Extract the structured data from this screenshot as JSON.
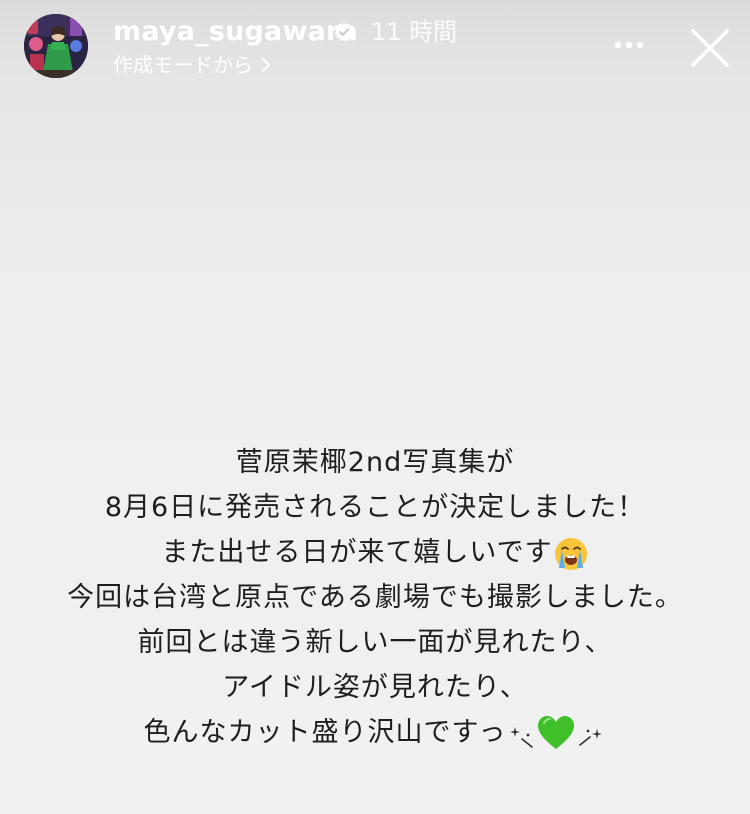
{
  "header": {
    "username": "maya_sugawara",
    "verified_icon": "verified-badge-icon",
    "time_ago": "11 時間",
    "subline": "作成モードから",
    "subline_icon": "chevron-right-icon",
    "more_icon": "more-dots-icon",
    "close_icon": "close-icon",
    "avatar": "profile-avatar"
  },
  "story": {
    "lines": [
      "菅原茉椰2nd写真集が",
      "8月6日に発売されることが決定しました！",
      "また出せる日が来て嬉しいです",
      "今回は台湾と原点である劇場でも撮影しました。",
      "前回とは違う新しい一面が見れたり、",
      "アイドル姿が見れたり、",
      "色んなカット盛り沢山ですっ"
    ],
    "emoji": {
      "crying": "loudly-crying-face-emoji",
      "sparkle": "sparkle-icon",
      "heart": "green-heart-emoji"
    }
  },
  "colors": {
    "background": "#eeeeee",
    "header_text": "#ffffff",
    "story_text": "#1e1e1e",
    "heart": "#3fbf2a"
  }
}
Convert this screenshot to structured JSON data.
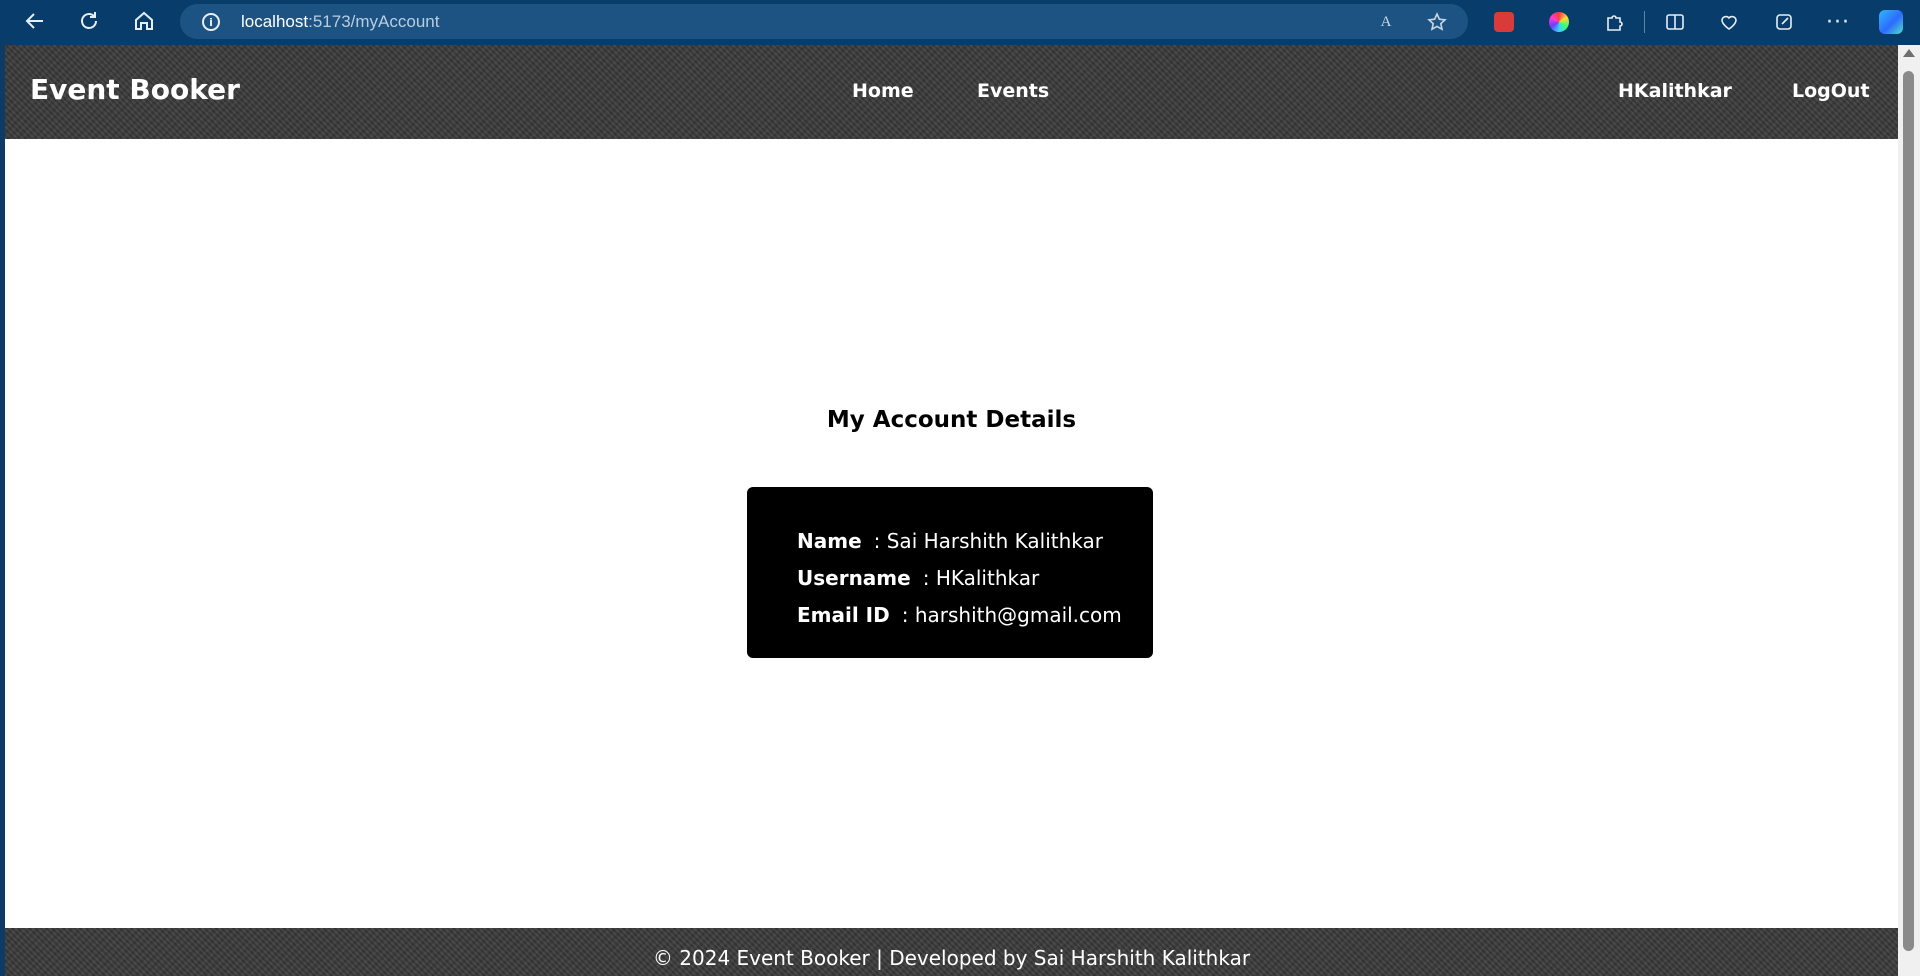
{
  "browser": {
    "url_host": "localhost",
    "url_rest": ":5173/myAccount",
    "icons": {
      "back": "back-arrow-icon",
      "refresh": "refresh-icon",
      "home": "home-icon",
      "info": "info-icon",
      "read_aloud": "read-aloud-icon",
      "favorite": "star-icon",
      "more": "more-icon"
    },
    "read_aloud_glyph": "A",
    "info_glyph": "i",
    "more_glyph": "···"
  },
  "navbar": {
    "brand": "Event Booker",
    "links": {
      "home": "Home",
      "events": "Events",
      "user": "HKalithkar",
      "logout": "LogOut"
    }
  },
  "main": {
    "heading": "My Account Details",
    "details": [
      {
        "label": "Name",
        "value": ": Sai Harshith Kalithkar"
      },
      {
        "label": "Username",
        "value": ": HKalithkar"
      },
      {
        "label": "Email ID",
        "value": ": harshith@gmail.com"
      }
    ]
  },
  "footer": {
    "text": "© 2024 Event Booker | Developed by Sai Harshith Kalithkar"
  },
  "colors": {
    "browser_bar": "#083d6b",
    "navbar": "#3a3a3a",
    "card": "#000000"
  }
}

==

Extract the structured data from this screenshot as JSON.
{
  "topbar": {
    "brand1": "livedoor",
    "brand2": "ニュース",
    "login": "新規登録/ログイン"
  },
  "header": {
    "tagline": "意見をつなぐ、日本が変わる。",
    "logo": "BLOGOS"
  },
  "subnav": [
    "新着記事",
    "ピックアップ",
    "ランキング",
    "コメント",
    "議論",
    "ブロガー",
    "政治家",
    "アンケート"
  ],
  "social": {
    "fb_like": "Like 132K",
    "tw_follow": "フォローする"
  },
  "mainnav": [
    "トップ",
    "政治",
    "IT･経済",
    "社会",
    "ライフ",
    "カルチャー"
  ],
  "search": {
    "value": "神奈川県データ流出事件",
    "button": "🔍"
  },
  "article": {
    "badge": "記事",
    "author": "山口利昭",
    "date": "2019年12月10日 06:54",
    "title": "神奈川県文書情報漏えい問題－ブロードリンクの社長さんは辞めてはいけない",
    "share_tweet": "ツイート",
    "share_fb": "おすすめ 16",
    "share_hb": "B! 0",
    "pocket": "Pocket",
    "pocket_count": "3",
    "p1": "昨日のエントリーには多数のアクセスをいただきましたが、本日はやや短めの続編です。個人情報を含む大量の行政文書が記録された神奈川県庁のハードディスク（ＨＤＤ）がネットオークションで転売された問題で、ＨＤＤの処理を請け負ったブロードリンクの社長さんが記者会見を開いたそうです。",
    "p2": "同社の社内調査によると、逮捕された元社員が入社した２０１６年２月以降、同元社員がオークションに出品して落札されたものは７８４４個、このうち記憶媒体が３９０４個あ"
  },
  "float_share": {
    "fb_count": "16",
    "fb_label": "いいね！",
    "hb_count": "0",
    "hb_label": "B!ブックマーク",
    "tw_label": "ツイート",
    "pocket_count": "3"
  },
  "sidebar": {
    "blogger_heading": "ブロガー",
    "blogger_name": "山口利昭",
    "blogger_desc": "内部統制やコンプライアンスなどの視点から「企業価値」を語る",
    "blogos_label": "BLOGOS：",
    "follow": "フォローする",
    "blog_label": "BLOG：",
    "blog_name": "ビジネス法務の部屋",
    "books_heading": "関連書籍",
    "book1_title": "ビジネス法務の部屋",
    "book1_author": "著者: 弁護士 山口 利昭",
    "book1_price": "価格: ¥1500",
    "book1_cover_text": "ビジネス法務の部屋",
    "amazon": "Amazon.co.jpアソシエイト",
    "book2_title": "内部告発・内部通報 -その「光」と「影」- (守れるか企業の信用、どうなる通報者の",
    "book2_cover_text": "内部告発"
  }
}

--- Instruction ---
Where a line above contains the word "ビジネス法務の部屋", copy that line.

--- Expected output ---
    "blog_name": "ビジネス法務の部屋",
    "book1_title": "ビジネス法務の部屋",
    "book1_cover_text": "ビジネス法務の部屋",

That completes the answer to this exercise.